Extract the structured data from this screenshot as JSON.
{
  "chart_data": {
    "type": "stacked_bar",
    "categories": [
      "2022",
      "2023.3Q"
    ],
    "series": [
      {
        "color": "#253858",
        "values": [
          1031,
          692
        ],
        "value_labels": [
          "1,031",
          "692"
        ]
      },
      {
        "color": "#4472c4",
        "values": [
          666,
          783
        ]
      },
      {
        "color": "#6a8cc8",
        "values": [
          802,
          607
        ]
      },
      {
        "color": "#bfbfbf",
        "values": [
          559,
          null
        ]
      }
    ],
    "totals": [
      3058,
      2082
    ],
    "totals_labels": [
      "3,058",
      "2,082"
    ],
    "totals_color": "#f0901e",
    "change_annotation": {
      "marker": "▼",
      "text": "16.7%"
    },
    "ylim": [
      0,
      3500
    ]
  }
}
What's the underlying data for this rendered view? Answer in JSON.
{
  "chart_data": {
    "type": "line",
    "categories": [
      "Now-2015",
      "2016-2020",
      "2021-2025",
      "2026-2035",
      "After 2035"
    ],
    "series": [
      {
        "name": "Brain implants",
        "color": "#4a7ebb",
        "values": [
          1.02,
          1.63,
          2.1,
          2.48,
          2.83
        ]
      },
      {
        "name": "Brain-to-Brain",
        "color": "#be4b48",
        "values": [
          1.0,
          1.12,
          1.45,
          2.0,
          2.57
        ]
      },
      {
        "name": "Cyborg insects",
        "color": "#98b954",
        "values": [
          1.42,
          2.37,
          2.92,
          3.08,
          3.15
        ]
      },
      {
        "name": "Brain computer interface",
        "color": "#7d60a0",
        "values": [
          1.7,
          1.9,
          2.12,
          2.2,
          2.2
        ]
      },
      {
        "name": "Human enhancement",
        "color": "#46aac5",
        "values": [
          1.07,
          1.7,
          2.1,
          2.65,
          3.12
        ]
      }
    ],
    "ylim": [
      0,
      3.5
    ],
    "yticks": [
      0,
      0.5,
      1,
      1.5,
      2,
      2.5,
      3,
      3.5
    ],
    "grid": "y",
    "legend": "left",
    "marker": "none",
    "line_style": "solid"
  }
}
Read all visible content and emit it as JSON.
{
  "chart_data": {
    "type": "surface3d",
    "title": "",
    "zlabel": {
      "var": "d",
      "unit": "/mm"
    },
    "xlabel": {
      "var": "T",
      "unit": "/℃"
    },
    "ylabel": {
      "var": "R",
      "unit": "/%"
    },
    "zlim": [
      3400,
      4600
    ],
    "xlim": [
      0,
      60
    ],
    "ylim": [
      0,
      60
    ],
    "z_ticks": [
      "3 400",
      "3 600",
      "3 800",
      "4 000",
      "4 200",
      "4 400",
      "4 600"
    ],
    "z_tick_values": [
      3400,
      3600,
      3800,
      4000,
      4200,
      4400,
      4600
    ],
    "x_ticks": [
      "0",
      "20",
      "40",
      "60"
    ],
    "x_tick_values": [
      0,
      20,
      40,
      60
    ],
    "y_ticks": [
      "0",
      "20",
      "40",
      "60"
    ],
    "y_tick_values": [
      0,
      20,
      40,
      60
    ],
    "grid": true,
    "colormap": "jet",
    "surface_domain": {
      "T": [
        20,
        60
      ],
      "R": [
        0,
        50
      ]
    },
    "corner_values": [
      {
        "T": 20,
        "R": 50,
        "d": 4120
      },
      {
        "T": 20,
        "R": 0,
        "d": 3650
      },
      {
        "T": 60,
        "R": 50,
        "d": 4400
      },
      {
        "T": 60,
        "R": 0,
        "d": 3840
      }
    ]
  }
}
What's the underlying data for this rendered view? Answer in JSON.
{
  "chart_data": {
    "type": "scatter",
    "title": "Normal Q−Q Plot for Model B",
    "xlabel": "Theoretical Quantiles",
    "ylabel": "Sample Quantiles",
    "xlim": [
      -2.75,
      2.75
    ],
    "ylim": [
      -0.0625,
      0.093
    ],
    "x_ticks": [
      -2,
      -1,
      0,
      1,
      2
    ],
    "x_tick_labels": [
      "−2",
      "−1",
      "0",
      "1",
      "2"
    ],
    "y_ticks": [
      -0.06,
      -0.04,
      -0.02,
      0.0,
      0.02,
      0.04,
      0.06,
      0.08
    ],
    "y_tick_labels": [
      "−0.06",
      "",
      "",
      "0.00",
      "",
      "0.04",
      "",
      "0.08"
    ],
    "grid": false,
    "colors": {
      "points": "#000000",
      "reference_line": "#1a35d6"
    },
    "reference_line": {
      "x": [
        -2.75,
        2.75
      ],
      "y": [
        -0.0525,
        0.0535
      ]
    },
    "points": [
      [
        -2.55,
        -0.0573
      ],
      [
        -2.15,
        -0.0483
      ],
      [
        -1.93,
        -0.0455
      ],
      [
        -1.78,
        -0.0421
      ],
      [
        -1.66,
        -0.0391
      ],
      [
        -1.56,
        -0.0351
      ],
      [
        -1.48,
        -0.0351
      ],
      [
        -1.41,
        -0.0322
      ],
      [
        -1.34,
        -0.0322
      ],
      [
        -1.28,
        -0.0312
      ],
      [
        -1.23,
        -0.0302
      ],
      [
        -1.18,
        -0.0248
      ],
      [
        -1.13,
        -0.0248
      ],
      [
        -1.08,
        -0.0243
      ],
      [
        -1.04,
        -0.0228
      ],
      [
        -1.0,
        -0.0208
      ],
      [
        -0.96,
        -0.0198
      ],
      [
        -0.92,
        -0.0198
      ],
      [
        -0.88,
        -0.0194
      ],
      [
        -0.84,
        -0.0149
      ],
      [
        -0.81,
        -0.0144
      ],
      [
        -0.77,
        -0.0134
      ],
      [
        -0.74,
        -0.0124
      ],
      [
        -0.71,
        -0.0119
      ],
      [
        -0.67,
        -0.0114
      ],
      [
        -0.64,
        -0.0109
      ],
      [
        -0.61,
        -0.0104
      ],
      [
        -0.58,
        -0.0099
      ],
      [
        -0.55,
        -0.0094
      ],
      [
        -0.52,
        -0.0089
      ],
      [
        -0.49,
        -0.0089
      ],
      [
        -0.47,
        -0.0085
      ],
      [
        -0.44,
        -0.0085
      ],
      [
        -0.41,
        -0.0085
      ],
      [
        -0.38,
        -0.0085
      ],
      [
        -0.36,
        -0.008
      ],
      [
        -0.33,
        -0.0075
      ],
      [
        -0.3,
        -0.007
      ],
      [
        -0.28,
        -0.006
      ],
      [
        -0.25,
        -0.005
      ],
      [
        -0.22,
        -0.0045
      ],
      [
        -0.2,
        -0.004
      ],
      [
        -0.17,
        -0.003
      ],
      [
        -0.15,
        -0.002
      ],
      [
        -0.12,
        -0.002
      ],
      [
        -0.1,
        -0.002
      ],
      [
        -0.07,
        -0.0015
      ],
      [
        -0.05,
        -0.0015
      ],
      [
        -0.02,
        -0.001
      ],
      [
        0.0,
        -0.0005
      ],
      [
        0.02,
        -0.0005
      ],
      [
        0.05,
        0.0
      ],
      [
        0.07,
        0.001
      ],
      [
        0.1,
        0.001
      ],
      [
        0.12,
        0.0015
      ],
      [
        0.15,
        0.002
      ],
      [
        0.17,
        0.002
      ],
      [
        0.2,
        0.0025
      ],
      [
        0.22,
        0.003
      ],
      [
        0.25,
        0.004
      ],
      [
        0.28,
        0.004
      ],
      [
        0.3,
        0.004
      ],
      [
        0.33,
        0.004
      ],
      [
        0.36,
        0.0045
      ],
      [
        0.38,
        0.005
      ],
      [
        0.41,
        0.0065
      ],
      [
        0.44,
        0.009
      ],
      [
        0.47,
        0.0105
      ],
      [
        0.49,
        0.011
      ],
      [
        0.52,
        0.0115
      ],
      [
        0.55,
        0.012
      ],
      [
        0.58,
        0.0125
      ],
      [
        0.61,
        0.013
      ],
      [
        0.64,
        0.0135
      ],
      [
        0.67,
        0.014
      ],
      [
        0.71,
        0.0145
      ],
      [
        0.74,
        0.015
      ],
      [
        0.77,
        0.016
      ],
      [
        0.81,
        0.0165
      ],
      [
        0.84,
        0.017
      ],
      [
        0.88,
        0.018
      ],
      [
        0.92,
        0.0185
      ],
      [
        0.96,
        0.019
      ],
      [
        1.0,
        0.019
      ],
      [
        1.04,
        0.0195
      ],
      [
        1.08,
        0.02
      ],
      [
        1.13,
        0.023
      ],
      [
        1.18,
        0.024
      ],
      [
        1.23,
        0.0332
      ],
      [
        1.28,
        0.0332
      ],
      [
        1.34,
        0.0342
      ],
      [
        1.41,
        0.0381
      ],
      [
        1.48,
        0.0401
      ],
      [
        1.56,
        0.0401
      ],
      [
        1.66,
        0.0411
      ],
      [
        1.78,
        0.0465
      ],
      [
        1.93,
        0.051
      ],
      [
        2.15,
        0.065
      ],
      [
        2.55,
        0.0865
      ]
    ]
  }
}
______________________________
**OBJECTIVE**
Return all lines with the word "xlabel" in them.

**THE OUTPUT**
    "xlabel": {
    "xlabel": "Theoretical Quantiles",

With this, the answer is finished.